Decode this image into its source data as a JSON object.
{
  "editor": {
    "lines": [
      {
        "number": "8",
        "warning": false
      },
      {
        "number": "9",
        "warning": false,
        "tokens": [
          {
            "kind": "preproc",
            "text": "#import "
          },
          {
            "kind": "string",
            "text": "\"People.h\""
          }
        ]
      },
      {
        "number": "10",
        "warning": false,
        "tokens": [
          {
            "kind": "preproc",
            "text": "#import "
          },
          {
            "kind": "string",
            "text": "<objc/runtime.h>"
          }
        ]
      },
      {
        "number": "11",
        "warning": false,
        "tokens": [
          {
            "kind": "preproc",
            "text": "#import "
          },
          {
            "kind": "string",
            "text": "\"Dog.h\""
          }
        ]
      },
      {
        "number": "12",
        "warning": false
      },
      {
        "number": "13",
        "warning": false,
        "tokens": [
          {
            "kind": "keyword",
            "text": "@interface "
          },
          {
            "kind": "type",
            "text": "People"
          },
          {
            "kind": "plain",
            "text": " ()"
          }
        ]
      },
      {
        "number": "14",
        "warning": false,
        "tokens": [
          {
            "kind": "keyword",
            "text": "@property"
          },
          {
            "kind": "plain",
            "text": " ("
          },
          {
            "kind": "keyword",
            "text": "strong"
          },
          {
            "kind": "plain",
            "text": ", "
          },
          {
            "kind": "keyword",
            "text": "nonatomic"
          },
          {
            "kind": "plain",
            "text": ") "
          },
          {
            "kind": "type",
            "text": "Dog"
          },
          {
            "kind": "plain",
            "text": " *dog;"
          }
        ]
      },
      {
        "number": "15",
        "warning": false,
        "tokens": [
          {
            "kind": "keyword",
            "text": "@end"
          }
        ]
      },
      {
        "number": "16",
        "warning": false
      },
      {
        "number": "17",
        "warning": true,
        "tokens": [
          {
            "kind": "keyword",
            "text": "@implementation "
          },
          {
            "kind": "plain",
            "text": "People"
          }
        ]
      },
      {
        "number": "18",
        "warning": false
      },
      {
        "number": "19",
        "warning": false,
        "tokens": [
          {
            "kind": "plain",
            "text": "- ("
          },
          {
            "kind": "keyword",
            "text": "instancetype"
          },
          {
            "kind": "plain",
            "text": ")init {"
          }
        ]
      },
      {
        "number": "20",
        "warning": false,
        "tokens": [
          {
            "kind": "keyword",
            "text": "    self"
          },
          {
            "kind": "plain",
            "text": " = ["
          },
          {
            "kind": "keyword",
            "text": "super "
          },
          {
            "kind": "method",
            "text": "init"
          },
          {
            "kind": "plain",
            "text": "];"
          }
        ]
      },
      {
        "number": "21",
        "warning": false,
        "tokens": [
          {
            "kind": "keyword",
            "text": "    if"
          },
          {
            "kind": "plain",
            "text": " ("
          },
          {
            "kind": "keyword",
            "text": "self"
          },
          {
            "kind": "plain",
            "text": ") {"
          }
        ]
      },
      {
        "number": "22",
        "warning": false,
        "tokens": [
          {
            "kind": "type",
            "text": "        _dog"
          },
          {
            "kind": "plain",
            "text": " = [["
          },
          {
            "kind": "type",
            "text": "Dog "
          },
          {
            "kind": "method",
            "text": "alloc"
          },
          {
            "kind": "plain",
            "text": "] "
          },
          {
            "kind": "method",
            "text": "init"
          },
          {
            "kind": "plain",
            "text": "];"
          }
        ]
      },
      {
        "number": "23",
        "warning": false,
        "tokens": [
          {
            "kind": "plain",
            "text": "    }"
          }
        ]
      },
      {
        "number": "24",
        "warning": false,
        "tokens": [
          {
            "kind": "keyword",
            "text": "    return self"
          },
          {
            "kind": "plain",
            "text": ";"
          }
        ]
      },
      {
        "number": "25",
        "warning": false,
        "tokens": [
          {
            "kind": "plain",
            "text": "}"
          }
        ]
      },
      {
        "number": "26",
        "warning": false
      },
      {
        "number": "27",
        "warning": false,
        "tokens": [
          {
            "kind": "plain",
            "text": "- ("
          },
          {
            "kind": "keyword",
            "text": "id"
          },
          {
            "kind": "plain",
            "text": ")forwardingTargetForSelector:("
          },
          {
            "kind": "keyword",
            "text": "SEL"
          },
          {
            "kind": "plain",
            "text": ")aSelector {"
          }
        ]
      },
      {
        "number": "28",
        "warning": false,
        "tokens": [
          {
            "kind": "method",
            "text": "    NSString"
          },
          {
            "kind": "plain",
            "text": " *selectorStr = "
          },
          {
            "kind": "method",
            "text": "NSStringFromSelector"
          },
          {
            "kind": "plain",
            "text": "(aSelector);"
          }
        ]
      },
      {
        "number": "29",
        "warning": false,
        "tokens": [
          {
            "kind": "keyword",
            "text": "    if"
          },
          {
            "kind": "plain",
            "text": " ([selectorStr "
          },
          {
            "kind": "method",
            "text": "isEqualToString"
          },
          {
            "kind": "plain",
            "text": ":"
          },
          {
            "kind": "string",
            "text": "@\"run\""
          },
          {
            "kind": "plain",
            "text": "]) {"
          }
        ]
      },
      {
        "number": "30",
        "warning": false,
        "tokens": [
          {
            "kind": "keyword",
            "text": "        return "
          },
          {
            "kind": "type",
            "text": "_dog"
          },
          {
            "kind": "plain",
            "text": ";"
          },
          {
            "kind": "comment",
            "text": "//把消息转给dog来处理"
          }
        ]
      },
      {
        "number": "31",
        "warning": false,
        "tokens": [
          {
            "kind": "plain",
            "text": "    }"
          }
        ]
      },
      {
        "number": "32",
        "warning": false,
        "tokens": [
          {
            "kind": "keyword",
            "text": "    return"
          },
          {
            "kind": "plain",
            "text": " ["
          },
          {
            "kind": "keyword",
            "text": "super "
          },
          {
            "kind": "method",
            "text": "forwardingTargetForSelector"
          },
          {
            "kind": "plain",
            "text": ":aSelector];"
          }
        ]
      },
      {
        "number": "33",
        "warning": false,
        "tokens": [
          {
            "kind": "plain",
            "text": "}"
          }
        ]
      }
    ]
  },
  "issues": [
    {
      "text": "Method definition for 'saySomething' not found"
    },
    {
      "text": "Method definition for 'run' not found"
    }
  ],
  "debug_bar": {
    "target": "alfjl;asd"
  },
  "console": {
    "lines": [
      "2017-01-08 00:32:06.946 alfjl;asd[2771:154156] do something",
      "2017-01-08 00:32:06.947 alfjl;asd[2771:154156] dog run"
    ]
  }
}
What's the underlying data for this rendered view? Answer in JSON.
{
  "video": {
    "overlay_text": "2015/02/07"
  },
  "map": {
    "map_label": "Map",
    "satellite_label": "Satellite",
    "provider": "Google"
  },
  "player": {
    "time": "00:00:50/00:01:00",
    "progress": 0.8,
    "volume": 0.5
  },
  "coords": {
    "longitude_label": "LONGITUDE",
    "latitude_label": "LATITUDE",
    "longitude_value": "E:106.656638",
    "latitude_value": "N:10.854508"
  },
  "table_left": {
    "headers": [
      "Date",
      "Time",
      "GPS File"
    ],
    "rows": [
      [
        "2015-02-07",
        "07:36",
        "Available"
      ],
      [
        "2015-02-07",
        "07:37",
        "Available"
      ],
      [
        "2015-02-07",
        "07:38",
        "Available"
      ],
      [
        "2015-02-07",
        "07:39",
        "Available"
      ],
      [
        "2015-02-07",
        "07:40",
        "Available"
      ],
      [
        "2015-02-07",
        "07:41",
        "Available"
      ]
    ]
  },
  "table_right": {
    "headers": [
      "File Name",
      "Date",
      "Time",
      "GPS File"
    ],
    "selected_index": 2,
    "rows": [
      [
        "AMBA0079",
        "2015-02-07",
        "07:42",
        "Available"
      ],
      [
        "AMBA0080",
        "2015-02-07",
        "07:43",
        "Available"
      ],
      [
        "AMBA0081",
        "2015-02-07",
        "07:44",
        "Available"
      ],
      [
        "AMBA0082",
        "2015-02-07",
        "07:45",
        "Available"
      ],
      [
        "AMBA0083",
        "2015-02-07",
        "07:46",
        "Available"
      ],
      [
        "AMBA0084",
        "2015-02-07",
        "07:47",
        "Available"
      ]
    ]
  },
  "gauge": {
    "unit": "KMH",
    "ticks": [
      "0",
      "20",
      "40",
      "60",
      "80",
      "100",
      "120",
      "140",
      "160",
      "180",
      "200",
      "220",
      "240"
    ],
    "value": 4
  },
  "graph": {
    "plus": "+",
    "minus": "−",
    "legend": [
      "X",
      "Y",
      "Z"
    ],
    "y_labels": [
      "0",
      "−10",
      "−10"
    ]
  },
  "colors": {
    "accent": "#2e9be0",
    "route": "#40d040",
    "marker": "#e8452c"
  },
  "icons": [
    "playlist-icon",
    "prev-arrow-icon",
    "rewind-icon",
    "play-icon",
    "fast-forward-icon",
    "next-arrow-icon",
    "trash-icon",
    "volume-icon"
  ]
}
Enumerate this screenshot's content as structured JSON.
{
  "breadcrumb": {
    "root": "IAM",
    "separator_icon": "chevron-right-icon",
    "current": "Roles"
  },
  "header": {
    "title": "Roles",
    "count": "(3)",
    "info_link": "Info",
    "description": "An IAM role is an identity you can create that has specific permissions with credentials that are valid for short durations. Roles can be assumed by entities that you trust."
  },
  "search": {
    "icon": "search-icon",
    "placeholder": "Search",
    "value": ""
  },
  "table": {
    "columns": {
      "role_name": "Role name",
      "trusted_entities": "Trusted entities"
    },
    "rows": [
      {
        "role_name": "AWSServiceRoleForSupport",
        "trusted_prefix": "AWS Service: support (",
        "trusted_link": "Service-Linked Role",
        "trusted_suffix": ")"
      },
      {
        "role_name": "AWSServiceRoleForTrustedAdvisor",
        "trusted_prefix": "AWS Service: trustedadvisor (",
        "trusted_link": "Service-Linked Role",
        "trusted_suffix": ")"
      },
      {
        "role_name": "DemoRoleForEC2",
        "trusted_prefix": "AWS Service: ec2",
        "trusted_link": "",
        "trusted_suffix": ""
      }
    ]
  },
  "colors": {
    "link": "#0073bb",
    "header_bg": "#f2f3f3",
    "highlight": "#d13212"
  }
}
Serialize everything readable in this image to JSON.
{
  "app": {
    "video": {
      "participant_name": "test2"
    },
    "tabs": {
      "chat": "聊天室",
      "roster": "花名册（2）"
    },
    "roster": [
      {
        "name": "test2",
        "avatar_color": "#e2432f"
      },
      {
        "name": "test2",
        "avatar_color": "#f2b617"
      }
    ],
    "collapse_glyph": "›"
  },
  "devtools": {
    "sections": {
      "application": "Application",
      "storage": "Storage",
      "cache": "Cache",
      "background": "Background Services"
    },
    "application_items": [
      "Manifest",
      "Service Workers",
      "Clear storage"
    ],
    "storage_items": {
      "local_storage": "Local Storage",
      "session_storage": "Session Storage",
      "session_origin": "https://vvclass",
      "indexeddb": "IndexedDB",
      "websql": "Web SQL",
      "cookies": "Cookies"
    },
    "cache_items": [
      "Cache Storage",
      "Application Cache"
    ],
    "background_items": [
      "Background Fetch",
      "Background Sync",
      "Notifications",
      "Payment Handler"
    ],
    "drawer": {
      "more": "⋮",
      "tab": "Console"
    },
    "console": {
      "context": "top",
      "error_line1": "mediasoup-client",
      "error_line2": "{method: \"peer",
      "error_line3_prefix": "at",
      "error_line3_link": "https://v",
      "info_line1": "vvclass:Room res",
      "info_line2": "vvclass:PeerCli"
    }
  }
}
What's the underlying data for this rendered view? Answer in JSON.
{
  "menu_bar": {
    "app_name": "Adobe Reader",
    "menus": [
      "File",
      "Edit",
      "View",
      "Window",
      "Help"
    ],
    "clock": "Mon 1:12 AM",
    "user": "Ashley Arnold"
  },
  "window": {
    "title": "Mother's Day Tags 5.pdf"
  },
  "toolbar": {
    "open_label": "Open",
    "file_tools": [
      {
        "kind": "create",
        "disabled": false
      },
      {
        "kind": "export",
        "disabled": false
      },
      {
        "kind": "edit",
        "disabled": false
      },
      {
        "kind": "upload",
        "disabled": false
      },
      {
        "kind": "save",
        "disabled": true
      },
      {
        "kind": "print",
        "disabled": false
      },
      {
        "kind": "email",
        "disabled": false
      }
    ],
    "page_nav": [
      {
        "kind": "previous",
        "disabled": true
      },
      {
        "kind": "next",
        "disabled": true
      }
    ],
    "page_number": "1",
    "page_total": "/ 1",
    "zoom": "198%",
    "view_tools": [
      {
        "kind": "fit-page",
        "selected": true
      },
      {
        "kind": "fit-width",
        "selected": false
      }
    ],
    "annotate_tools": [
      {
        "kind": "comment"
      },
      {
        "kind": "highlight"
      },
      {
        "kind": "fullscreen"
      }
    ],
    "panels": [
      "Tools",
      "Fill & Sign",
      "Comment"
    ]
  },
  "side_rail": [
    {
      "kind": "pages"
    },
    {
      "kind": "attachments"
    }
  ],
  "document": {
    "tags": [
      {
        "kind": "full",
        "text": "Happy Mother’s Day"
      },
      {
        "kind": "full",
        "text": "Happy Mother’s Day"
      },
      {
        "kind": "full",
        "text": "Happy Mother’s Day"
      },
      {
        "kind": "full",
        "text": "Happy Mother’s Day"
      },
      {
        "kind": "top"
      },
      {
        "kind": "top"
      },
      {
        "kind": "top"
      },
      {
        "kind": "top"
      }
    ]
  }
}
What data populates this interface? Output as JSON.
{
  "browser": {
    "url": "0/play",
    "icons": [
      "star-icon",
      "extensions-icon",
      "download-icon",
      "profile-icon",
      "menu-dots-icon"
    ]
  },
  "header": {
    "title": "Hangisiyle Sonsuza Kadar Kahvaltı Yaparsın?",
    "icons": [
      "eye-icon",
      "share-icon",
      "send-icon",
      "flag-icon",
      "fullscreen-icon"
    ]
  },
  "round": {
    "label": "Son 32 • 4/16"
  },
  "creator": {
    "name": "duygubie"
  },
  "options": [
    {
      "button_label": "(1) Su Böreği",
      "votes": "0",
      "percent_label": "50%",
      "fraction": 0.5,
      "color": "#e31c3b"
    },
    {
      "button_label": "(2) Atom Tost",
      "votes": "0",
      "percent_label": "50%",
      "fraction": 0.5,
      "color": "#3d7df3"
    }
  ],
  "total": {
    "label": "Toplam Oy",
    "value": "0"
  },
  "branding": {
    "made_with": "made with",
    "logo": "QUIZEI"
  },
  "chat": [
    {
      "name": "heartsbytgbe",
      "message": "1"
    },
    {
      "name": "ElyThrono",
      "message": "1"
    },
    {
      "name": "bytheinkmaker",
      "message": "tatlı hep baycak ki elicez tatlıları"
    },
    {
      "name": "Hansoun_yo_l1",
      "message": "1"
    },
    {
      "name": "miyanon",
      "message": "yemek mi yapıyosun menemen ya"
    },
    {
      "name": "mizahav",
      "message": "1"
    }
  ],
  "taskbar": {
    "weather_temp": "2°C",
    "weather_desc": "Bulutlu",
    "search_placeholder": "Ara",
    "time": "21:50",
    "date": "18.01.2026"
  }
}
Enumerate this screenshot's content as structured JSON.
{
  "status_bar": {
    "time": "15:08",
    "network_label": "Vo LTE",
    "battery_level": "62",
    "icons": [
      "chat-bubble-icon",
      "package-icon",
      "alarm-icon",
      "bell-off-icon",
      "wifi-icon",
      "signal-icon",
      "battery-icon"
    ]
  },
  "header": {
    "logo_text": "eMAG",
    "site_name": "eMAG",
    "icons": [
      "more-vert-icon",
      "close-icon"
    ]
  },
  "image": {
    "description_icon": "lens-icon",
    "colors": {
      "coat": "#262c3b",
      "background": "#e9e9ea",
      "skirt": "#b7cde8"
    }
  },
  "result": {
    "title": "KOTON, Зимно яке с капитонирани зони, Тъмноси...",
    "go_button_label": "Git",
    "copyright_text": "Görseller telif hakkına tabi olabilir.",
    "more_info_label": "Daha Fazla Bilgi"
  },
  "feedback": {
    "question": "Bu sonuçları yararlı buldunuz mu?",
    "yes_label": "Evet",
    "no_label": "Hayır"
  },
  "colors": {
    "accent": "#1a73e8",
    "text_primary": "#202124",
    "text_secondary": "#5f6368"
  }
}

★ ★ ★

### [The problem]
Only lines with the word "aSelector" should be collected from the material.

### [Answer to this problem]
            "text": ")aSelector {"
            "text": "(aSelector);"
            "text": ":aSelector];"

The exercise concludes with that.